Il 15 gennaio 1968 è una data drammatica: un violentissimo terremoto sconvolge la Valle del Belice. Il 15 settembre dello stesso anno viene reso pubblico un accurato piano di sviluppo per le zone terremotate, frutto del lavoro di decine di esperti. Per sostenere il progetto di Città-territorio e denunciare la lentezza dell’opera degli organi dello Stato, si avviano cinquanta giorni di pressione. Il plastico del piano, le cartine, la documentazione raccolta sono presentati nei Comuni colpiti dal sisma e discussi con i cittadini.
Il 25 marzo 1970 la prima emittente privata “illegale”, Radio Libera Partinico, lancia un appello disperato: la gente vive ancora nelle baracche, neppure un edificio è stato ricostruito, «si marcisce di chiacchiere e di ingiustizie, la Sicilia muore». Si ripropone un copione già noto: le forze di polizia fanno irruzione nei locali del Centro, interrompono le trasmissioni, arrestano i responsabili. Da tutto il mondo arrivano centinaia di messaggi di solidarietà e di adesione all’appello di Dolci
Si approfondisce, nel contempo, la ricerca sulla struttura maieutica e sulle sue possibili applicazioni: Dolci intensifica la collaborazione con i più importanti educatori mondiali e con l’Unesco: un impegno che suscita meno clamore rispetto alle prime iniziative, ma non meno essenziale. “Danilo”, ricorda Giuseppe Casarrubea, “era dell’idea che una scuola per bambini dovesse essere fatta a misura di bambino […]. Così, non solo occorreva ripristinare il rapporto tra bambino e ambiente esterno perché tutto gli potesse essere visibile, ma occorreva realmente pensare al bambino come il punto di osservazione del mondo. Allora tutto si sarebbe adeguato ai suoi bisogni. Questa considerazione comportava un’incredibile mobilitazione di energie”. Il nuovo Centro educativo di Mirto, del quale persino la collocazione geografica era stata discussa nel corso delle usuali riunioni con la gente del luogo, viene inaugurato nel gennaio del 1975 e può contare su un gruppo di collaboratori davvero straordinario: Paulo Freire e Johan Galtung, Ernesto Treccani e Paolo Sylos Labini, Gianni Rodari e Gastone Canziani, Mario Lodi e Aldo Visalberghi.

**Righe mostrate**
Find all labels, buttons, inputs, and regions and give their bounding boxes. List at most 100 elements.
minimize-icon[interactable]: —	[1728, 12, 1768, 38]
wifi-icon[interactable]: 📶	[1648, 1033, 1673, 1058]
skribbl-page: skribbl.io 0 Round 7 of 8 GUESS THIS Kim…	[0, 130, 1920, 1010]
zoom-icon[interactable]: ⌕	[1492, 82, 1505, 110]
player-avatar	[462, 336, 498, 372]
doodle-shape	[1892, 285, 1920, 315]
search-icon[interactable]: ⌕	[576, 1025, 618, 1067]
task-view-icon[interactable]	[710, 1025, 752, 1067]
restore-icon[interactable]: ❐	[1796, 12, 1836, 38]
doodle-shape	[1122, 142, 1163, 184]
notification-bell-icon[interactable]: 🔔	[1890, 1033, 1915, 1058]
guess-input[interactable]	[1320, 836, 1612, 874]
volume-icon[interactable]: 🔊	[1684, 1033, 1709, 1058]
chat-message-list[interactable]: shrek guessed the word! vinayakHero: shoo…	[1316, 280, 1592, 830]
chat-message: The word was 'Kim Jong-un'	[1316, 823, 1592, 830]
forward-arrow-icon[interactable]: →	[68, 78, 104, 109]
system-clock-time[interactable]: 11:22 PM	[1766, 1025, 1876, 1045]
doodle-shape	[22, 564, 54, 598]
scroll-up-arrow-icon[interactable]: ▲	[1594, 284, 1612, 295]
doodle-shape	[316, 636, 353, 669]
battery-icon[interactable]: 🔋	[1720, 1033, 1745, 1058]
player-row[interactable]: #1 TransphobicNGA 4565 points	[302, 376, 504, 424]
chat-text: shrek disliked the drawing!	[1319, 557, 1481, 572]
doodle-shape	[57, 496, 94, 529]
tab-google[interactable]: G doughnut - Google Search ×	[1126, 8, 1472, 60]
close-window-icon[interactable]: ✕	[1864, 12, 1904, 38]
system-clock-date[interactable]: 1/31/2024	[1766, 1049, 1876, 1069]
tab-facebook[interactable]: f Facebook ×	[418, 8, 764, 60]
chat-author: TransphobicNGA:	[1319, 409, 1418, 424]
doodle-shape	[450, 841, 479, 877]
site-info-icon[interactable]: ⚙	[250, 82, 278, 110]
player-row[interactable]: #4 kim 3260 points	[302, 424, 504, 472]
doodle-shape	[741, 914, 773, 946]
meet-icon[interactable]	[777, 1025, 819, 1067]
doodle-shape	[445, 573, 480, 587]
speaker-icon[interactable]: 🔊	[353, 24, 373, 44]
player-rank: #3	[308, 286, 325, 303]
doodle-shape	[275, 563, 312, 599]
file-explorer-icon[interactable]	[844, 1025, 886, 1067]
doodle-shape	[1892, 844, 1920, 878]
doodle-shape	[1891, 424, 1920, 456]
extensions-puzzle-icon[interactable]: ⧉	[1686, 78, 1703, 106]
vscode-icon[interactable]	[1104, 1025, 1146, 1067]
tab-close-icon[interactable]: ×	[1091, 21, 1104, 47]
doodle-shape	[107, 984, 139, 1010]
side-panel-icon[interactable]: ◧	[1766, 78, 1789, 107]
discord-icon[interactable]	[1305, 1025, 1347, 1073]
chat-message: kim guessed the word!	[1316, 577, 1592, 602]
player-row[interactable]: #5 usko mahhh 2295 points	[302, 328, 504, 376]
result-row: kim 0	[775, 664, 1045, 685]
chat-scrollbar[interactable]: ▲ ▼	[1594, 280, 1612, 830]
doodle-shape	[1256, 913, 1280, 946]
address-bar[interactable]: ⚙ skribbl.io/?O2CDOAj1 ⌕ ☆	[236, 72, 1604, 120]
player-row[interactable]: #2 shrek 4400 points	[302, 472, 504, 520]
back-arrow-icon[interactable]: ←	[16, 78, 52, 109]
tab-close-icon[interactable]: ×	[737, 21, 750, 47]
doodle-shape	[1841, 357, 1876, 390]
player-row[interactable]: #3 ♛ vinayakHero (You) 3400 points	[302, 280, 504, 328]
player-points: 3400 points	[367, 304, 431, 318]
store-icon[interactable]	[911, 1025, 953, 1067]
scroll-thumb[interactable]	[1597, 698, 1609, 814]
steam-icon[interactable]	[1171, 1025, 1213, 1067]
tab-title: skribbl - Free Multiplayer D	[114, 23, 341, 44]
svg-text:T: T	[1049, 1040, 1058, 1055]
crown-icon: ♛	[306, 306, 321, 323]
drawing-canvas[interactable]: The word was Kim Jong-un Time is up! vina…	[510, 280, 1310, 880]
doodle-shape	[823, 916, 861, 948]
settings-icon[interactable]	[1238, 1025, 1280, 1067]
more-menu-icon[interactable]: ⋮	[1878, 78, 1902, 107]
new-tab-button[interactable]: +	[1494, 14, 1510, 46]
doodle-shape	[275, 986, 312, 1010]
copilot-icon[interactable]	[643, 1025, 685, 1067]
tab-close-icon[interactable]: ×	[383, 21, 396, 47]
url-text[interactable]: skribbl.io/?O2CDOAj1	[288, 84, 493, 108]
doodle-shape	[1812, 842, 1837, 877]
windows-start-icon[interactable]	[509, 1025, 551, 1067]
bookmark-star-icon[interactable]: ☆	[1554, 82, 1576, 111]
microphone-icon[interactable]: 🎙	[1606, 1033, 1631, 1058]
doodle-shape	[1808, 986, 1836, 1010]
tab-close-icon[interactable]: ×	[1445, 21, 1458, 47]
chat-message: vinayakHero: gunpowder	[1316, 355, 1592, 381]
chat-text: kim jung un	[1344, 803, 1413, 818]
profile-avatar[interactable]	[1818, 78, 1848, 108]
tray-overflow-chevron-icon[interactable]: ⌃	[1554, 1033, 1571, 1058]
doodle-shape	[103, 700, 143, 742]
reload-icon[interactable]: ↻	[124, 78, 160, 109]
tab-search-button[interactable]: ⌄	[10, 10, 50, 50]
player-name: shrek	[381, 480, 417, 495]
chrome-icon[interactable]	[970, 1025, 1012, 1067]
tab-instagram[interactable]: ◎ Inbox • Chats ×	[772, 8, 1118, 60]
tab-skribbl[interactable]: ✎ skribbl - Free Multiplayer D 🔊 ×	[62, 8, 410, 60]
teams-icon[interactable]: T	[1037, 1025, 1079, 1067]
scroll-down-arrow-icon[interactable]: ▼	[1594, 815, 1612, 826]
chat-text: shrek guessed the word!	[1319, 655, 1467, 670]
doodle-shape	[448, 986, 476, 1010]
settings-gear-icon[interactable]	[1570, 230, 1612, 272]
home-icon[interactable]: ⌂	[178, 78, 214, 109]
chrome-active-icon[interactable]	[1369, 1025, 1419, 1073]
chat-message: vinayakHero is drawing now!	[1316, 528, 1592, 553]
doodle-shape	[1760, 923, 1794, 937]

**Domande di studio**
1. Riporta parola per parola il tratto dell'estratto che va da "Il 15 gennaio" fino a "con i cittadini.".
2. Elenca tutti i collaboratori del Centro educativo di Mirto nominati nell'estratto.
3. Secondo l'estratto, in quale mese e anno viene inaugurato il Centro educativo di Mirto?
Le righe provengono da un'altra fonte.

**Risposte date**
1.
Il 15 gennaio 1968 è una data drammatica: un violentissimo terremoto sconvolge la Valle del Belice. Il 15 settembre dello stesso anno viene reso pubblico un accurato piano di sviluppo per le zone terremotate, frutto del lavoro di decine di esperti. Per sostenere il progetto di Città-territorio e denunciare la lentezza dell’opera degli organi dello Stato, si avviano cinquanta giorni di pressione. Il plastico del piano, le cartine, la documentazione raccolta sono presentati nei Comuni colpiti dal sisma e discussi con i cittadini.

2. Paulo Freire, Johan Galtung, Ernesto Treccani, Paolo Sylos Labini, Gianni Rodari, Gastone Canziani, Mario Lodi, Aldo Visalberghi

3. Nel gennaio del 1975.